_Exercise prompt_
Repeat all of the data precisely.

_Available data_
■ ■ ■ ■ ■

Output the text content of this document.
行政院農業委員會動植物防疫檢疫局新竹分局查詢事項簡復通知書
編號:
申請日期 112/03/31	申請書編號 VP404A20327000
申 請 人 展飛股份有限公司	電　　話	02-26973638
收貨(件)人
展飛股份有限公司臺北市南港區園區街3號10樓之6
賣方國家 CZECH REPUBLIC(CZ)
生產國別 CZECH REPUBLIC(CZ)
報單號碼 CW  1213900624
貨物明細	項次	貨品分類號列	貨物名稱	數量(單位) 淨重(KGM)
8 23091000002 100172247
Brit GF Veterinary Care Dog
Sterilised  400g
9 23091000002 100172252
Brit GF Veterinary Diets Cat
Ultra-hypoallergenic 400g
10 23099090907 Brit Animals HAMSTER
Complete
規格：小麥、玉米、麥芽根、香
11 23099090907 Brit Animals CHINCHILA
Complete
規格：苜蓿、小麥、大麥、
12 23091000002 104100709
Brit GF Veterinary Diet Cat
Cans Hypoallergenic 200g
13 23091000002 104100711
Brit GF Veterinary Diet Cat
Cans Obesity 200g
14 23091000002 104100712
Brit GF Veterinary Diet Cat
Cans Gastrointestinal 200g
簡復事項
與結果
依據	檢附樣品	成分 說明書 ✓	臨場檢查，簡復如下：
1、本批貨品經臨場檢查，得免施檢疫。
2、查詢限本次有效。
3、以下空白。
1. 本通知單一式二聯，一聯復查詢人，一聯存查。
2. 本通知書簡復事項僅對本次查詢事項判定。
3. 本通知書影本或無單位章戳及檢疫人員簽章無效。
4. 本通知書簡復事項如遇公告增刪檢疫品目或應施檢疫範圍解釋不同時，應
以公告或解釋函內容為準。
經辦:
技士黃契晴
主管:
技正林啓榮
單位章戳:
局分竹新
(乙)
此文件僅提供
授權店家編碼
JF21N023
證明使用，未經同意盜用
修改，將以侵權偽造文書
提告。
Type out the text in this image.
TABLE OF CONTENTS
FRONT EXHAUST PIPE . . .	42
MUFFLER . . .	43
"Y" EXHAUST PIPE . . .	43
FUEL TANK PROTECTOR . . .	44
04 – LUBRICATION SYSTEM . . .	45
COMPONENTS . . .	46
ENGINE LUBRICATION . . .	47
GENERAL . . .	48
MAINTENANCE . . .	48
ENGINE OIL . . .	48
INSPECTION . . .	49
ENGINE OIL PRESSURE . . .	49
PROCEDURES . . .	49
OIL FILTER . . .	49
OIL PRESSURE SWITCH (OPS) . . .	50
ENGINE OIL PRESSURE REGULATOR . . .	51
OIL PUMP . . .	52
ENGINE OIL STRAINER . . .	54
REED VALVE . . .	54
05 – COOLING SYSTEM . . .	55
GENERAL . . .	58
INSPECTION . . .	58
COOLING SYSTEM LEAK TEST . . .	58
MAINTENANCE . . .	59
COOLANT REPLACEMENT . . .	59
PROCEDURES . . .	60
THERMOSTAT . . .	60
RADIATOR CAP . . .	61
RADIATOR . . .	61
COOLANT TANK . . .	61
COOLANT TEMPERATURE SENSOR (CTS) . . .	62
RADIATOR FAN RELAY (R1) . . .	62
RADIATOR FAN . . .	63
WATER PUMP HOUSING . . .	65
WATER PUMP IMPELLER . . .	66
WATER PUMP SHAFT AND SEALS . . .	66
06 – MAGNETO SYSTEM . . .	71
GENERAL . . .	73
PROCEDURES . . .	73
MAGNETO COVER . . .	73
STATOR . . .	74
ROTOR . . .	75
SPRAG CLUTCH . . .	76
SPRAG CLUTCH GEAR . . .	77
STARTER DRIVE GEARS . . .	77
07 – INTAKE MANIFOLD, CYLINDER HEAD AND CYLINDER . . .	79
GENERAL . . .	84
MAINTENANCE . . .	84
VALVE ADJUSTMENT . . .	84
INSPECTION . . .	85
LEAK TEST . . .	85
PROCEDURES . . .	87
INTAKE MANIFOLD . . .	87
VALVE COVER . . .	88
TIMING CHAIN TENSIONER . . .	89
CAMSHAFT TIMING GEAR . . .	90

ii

■ ■ ■ ■ ■

_Result for this exercise_
Output the text content of this document.
行政院農業委員會動植物防疫檢疫局新竹分局查詢事項簡復通知書
編號:
申請日期 112/03/31	申請書編號 VP404A20327000
申 請 人 展飛股份有限公司	電　　話	02-26973638
收貨(件)人
展飛股份有限公司臺北市南港區園區街3號10樓之6
賣方國家 CZECH REPUBLIC(CZ)
生產國別 CZECH REPUBLIC(CZ)
報單號碼 CW  1213900624
貨物明細	項次	貨品分類號列	貨物名稱	數量(單位) 淨重(KGM)
8 23091000002 100172247
Brit GF Veterinary Care Dog
Sterilised  400g
9 23091000002 100172252
Brit GF Veterinary Diets Cat
Ultra-hypoallergenic 400g
10 23099090907 Brit Animals HAMSTER
Complete
規格：小麥、玉米、麥芽根、香
11 23099090907 Brit Animals CHINCHILA
Complete
規格：苜蓿、小麥、大麥、
12 23091000002 104100709
Brit GF Veterinary Diet Cat
Cans Hypoallergenic 200g
13 23091000002 104100711
Brit GF Veterinary Diet Cat
Cans Obesity 200g
14 23091000002 104100712
Brit GF Veterinary Diet Cat
Cans Gastrointestinal 200g
簡復事項
與結果
依據	檢附樣品	成分 說明書 ✓	臨場檢查，簡復如下：
1、本批貨品經臨場檢查，得免施檢疫。
2、查詢限本次有效。
3、以下空白。
1. 本通知單一式二聯，一聯復查詢人，一聯存查。
2. 本通知書簡復事項僅對本次查詢事項判定。
3. 本通知書影本或無單位章戳及檢疫人員簽章無效。
4. 本通知書簡復事項如遇公告增刪檢疫品目或應施檢疫範圍解釋不同時，應
以公告或解釋函內容為準。
經辦:
技士黃契晴
主管:
技正林啓榮
單位章戳:
局分竹新
(乙)
此文件僅提供
授權店家編碼
JF21N023
證明使用，未經同意盜用
修改，將以侵權偽造文書
提告。
Type out the text in this image.
TABLE OF CONTENTS
FRONT EXHAUST PIPE . . .	42
MUFFLER . . .	43
"Y" EXHAUST PIPE . . .	43
FUEL TANK PROTECTOR . . .	44
04 – LUBRICATION SYSTEM . . .	45
COMPONENTS . . .	46
ENGINE LUBRICATION . . .	47
GENERAL . . .	48
MAINTENANCE . . .	48
ENGINE OIL . . .	48
INSPECTION . . .	49
ENGINE OIL PRESSURE . . .	49
PROCEDURES . . .	49
OIL FILTER . . .	49
OIL PRESSURE SWITCH (OPS) . . .	50
ENGINE OIL PRESSURE REGULATOR . . .	51
OIL PUMP . . .	52
ENGINE OIL STRAINER . . .	54
REED VALVE . . .	54
05 – COOLING SYSTEM . . .	55
GENERAL . . .	58
INSPECTION . . .	58
COOLING SYSTEM LEAK TEST . . .	58
MAINTENANCE . . .	59
COOLANT REPLACEMENT . . .	59
PROCEDURES . . .	60
THERMOSTAT . . .	60
RADIATOR CAP . . .	61
RADIATOR . . .	61
COOLANT TANK . . .	61
COOLANT TEMPERATURE SENSOR (CTS) . . .	62
RADIATOR FAN RELAY (R1) . . .	62
RADIATOR FAN . . .	63
WATER PUMP HOUSING . . .	65
WATER PUMP IMPELLER . . .	66
WATER PUMP SHAFT AND SEALS . . .	66
06 – MAGNETO SYSTEM . . .	71
GENERAL . . .	73
PROCEDURES . . .	73
MAGNETO COVER . . .	73
STATOR . . .	74
ROTOR . . .	75
SPRAG CLUTCH . . .	76
SPRAG CLUTCH GEAR . . .	77
STARTER DRIVE GEARS . . .	77
07 – INTAKE MANIFOLD, CYLINDER HEAD AND CYLINDER . . .	79
GENERAL . . .	84
MAINTENANCE . . .	84
VALVE ADJUSTMENT . . .	84
INSPECTION . . .	85
LEAK TEST . . .	85
PROCEDURES . . .	87
INTAKE MANIFOLD . . .	87
VALVE COVER . . .	88
TIMING CHAIN TENSIONER . . .	89
CAMSHAFT TIMING GEAR . . .	90

ii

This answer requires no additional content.